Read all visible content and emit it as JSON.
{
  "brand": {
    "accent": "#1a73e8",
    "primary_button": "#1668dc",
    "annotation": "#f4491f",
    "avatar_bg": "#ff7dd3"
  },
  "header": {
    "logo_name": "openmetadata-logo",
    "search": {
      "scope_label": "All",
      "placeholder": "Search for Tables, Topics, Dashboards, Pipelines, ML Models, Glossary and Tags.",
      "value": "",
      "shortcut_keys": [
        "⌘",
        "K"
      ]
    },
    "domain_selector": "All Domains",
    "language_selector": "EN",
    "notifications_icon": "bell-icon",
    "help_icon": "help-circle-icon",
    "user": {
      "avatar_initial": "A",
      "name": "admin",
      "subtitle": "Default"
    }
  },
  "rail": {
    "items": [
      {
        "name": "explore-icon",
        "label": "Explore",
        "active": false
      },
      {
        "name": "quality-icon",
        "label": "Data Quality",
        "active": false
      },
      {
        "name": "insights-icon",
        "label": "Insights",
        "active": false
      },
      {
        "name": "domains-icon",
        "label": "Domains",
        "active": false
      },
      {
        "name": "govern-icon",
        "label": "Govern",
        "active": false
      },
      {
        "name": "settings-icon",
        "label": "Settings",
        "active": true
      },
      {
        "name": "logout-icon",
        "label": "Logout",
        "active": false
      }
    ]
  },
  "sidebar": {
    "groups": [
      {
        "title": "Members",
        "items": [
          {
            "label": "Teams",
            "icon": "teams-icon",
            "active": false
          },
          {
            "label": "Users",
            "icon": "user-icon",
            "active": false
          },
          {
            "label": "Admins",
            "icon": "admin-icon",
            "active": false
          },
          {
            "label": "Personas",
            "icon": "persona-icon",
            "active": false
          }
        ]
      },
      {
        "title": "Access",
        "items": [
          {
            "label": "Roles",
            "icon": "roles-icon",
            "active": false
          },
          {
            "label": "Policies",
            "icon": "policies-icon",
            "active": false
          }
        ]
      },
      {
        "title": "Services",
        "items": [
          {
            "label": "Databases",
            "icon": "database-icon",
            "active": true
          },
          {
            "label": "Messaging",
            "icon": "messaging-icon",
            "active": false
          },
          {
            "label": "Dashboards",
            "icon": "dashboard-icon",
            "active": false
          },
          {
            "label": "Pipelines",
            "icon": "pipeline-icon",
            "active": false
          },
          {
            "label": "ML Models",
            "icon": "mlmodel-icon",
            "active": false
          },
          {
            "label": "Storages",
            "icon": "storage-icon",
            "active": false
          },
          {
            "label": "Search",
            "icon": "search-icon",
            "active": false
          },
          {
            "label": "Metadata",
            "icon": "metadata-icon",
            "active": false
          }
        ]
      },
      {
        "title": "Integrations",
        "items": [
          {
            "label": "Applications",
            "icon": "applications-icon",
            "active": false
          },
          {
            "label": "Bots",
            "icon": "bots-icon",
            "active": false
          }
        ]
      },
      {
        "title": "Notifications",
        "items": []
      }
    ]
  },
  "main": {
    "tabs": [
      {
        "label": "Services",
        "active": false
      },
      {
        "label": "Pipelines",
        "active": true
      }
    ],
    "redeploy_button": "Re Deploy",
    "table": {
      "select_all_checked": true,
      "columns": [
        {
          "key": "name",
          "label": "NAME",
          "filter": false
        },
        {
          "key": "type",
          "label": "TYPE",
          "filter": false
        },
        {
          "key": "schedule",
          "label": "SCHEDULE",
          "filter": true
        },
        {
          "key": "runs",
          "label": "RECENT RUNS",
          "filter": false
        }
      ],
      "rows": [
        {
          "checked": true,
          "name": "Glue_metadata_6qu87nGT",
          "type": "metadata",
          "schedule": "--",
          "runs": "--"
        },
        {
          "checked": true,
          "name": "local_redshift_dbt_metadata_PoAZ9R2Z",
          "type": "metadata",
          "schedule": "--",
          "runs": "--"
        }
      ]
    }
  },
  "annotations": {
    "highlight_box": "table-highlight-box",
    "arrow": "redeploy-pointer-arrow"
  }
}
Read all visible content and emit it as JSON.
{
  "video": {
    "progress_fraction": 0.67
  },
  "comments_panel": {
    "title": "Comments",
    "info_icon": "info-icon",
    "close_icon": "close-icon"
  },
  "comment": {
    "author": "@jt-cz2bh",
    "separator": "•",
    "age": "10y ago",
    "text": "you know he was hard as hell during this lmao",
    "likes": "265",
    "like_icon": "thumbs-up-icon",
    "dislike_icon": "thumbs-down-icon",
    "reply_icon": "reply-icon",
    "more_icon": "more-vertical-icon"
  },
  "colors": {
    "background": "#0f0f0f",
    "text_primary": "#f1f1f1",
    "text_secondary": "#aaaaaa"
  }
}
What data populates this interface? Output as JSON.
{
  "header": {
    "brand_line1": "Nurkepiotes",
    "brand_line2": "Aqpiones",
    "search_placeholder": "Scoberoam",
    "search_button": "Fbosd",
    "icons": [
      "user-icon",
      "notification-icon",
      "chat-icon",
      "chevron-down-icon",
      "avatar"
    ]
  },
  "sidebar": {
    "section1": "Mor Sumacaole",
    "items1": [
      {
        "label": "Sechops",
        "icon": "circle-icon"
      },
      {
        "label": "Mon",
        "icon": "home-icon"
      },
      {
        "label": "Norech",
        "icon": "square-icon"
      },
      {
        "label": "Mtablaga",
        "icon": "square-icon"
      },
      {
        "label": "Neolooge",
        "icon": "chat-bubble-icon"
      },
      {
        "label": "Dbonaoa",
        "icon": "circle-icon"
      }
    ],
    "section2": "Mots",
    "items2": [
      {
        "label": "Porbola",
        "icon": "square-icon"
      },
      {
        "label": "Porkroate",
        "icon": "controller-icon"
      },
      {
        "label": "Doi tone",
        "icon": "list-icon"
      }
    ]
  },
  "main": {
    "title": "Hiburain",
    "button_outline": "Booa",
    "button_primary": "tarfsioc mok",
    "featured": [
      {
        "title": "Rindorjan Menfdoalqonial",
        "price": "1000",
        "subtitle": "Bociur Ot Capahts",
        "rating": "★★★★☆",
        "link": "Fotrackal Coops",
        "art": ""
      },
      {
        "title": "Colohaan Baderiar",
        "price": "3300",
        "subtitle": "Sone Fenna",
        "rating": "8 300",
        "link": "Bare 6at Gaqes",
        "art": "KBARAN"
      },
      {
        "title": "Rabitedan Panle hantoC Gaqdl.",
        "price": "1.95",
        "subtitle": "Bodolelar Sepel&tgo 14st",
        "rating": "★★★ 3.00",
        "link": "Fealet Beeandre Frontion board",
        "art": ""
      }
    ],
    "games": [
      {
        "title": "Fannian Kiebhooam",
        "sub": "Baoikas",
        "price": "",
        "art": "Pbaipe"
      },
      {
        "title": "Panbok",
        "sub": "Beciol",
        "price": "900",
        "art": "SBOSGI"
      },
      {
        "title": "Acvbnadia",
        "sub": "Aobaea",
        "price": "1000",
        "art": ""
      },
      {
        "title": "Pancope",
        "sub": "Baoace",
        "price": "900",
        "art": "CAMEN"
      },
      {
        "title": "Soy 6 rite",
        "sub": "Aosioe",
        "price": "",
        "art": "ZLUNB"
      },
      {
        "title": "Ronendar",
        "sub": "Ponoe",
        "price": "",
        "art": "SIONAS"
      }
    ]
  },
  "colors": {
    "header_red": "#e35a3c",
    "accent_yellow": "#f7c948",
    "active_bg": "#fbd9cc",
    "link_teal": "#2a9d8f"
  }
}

- - - - - - -

**PROBLEM DETAILS**
Count how many lines of the material hold the string "down". Give the number and nothing more.

**REPLY TO THE TASK**
2